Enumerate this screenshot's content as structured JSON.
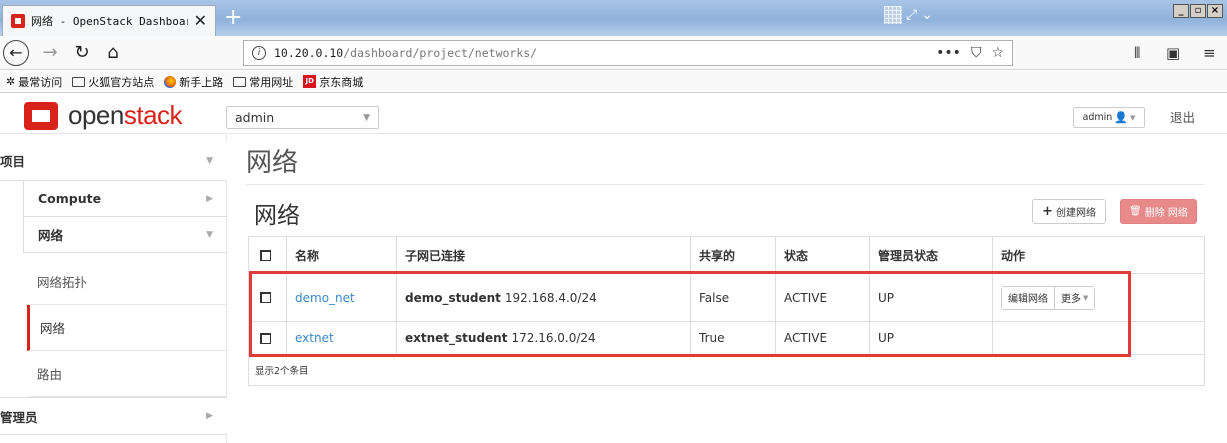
{
  "browser": {
    "tab_title": "网络 - OpenStack Dashboard",
    "tab_close": "✕",
    "new_tab": "+",
    "url_host": "10.20.0.10",
    "url_path": "/dashboard/project/networks/",
    "url_more": "•••",
    "bookmarks": [
      "最常访问",
      "火狐官方站点",
      "新手上路",
      "常用网址",
      "京东商城"
    ]
  },
  "header": {
    "logo_open": "open",
    "logo_stack": "stack",
    "project": "admin",
    "user": "admin",
    "logout": "退出"
  },
  "sidebar": {
    "project": "项目",
    "compute": "Compute",
    "network": "网络",
    "items": [
      "网络拓扑",
      "网络",
      "路由"
    ],
    "admin": "管理员"
  },
  "main": {
    "page_title": "网络",
    "section_title": "网络",
    "create_button": "创建网络",
    "delete_button": "删除 网络",
    "columns": [
      "名称",
      "子网已连接",
      "共享的",
      "状态",
      "管理员状态",
      "动作"
    ],
    "rows": [
      {
        "name": "demo_net",
        "subnet_name": "demo_student",
        "subnet_cidr": "192.168.4.0/24",
        "shared": "False",
        "status": "ACTIVE",
        "admin_state": "UP",
        "edit": "编辑网络",
        "more": "更多"
      },
      {
        "name": "extnet",
        "subnet_name": "extnet_student",
        "subnet_cidr": "172.16.0.0/24",
        "shared": "True",
        "status": "ACTIVE",
        "admin_state": "UP"
      }
    ],
    "footer": "显示2个条目"
  },
  "colors": {
    "brand": "#d9231a",
    "link": "#3a88c8",
    "danger": "#e8898a",
    "highlight": "#e03a3a"
  }
}
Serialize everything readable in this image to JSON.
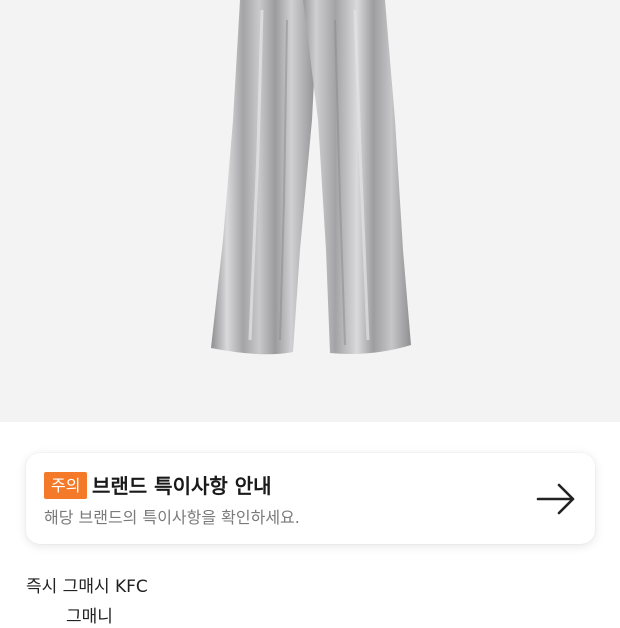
{
  "product": {
    "image_icon": "product-image-silver-pants"
  },
  "notice": {
    "badge": "주의",
    "title": "브랜드 특이사항 안내",
    "description": "해당 브랜드의 특이사항을 확인하세요.",
    "arrow_icon": "arrow-right-icon",
    "badge_color": "#f47a2a"
  },
  "partial_text": {
    "line1": "즉시 그매시 KFC",
    "line2": "그매니"
  }
}
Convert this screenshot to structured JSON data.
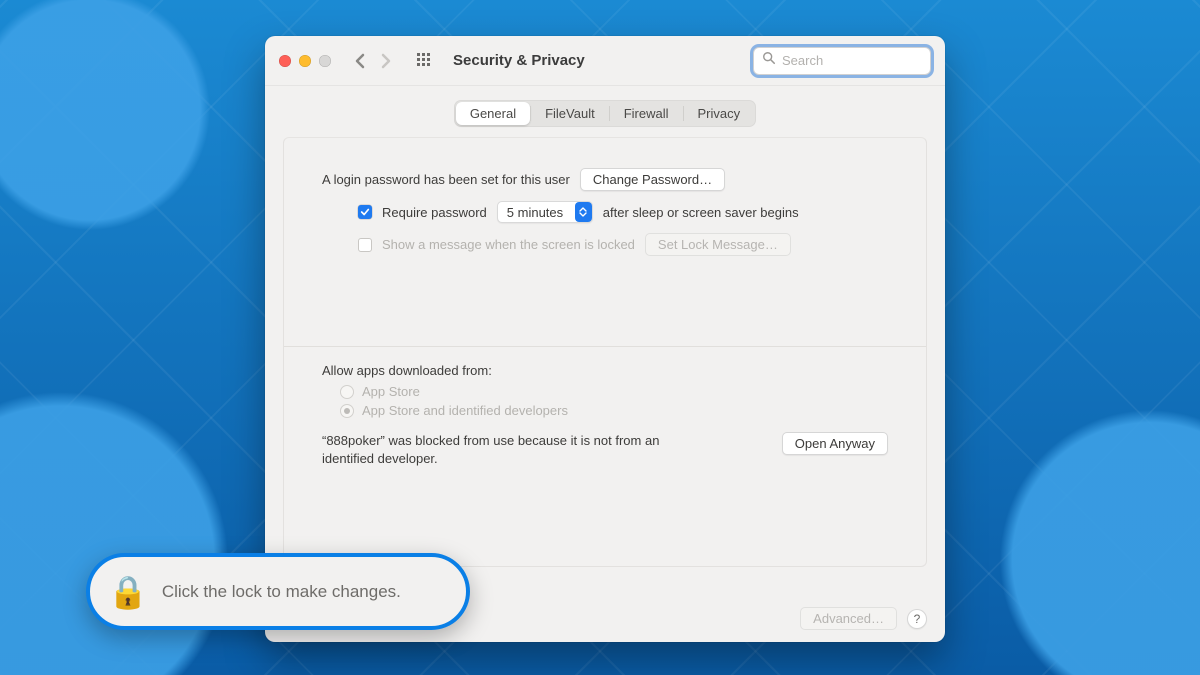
{
  "window": {
    "title": "Security & Privacy"
  },
  "search": {
    "placeholder": "Search"
  },
  "tabs": [
    {
      "label": "General",
      "active": true
    },
    {
      "label": "FileVault",
      "active": false
    },
    {
      "label": "Firewall",
      "active": false
    },
    {
      "label": "Privacy",
      "active": false
    }
  ],
  "general": {
    "login_text": "A login password has been set for this user",
    "change_password_btn": "Change Password…",
    "require_password_label_pre": "Require password",
    "require_password_delay": "5 minutes",
    "require_password_label_post": "after sleep or screen saver begins",
    "show_message_label": "Show a message when the screen is locked",
    "set_lock_message_btn": "Set Lock Message…",
    "allow_header": "Allow apps downloaded from:",
    "radio1": "App Store",
    "radio2": "App Store and identified developers",
    "blocked_app": "“888poker” was blocked from use because it is not from an identified developer.",
    "open_anyway_btn": "Open Anyway"
  },
  "footer": {
    "advanced_btn": "Advanced…",
    "lock_text": "Click the lock to make changes."
  },
  "callout": {
    "text": "Click the lock to make changes."
  }
}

Task requirements: Scan the material for lines with the word "make", and copy each line you find.

Correct output:
    "lock_text": "Click the lock to make changes."
    "text": "Click the lock to make changes."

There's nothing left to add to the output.